*** Excerpted data

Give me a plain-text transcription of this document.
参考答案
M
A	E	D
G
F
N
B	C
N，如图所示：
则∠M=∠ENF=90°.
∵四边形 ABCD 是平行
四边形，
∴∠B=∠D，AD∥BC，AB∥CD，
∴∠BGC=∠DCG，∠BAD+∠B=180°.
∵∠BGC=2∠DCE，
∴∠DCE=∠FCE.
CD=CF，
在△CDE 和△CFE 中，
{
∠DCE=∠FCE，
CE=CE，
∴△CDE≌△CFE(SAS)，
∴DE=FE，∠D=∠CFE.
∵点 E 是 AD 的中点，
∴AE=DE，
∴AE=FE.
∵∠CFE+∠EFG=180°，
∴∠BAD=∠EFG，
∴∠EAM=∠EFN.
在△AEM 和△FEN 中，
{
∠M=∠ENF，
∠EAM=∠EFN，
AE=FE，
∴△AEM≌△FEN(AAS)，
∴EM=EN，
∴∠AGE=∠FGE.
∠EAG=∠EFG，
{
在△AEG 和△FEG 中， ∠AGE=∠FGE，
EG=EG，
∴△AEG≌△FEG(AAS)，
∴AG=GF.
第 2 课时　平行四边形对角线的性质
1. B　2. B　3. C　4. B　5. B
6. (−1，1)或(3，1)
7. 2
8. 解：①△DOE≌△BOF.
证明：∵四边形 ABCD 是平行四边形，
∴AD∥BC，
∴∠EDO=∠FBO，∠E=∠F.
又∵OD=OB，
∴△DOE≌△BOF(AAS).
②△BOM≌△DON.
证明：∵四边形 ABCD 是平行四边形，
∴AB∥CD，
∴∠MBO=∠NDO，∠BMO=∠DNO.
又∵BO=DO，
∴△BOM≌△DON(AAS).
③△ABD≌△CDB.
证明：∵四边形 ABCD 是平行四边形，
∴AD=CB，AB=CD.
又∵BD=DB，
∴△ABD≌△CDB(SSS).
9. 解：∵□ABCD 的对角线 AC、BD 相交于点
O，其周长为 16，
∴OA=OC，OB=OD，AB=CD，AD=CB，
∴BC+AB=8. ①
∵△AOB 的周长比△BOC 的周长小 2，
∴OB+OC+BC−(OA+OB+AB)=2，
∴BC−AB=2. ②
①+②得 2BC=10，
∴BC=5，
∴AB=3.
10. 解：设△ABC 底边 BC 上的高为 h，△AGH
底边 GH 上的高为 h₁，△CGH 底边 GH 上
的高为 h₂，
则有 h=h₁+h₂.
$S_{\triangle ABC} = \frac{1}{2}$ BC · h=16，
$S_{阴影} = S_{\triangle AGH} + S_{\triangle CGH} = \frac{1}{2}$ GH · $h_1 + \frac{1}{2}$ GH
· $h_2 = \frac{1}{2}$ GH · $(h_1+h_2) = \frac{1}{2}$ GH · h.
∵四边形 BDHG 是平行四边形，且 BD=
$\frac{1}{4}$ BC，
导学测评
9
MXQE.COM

******

▶ **Requirements**
Copy every line of the data that holds the string "frac".

▶ **Exercise output**
$S_{\triangle ABC} = \frac{1}{2}$ BC · h=16，
$S_{阴影} = S_{\triangle AGH} + S_{\triangle CGH} = \frac{1}{2}$ GH · $h_1 + \frac{1}{2}$ GH
· $h_2 = \frac{1}{2}$ GH · $(h_1+h_2) = \frac{1}{2}$ GH · h.
$\frac{1}{4}$ BC，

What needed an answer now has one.